* Aim of the exercise:
Your task is to write out the complete listing exactly as it is shown.
*** Provided data
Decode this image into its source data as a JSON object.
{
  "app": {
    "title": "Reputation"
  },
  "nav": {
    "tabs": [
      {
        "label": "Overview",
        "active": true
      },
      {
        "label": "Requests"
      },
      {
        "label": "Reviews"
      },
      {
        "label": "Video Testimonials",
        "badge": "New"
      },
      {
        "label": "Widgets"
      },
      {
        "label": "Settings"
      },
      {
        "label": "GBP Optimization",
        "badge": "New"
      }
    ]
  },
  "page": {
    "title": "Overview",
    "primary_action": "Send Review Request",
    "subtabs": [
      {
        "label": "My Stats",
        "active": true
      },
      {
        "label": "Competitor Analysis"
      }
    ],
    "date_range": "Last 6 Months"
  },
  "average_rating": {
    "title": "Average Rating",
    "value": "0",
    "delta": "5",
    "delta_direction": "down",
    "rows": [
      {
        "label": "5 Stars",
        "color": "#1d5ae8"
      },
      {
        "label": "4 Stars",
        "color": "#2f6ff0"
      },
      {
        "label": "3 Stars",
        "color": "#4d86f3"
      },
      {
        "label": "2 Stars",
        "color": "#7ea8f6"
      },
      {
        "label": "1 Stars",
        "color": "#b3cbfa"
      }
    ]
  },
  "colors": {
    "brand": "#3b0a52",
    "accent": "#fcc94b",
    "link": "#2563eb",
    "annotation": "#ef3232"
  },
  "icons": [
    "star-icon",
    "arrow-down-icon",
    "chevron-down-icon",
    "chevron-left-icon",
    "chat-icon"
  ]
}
******
* Expected output:
Decode this image into its source data as a JSON object.
{
  "app": {
    "title": "Reputation"
  },
  "nav": {
    "tabs": [
      {
        "label": "Overview",
        "active": true
      },
      {
        "label": "Requests"
      },
      {
        "label": "Reviews"
      },
      {
        "label": "Video Testimonials",
        "badge": "New"
      },
      {
        "label": "Widgets"
      },
      {
        "label": "Settings"
      },
      {
        "label": "GBP Optimization",
        "badge": "New"
      }
    ]
  },
  "page": {
    "title": "Overview",
    "primary_action": "Send Review Request",
    "subtabs": [
      {
        "label": "My Stats",
        "active": true
      },
      {
        "label": "Competitor Analysis"
      }
    ],
    "date_range": "Last 6 Months"
  },
  "average_rating": {
    "title": "Average Rating",
    "value": "0",
    "delta": "5",
    "delta_direction": "down",
    "rows": [
      {
        "label": "5 Stars",
        "color": "#1d5ae8"
      },
      {
        "label": "4 Stars",
        "color": "#2f6ff0"
      },
      {
        "label": "3 Stars",
        "color": "#4d86f3"
      },
      {
        "label": "2 Stars",
        "color": "#7ea8f6"
      },
      {
        "label": "1 Stars",
        "color": "#b3cbfa"
      }
    ]
  },
  "colors": {
    "brand": "#3b0a52",
    "accent": "#fcc94b",
    "link": "#2563eb",
    "annotation": "#ef3232"
  },
  "icons": [
    "star-icon",
    "arrow-down-icon",
    "chevron-down-icon",
    "chevron-left-icon",
    "chat-icon"
  ]
}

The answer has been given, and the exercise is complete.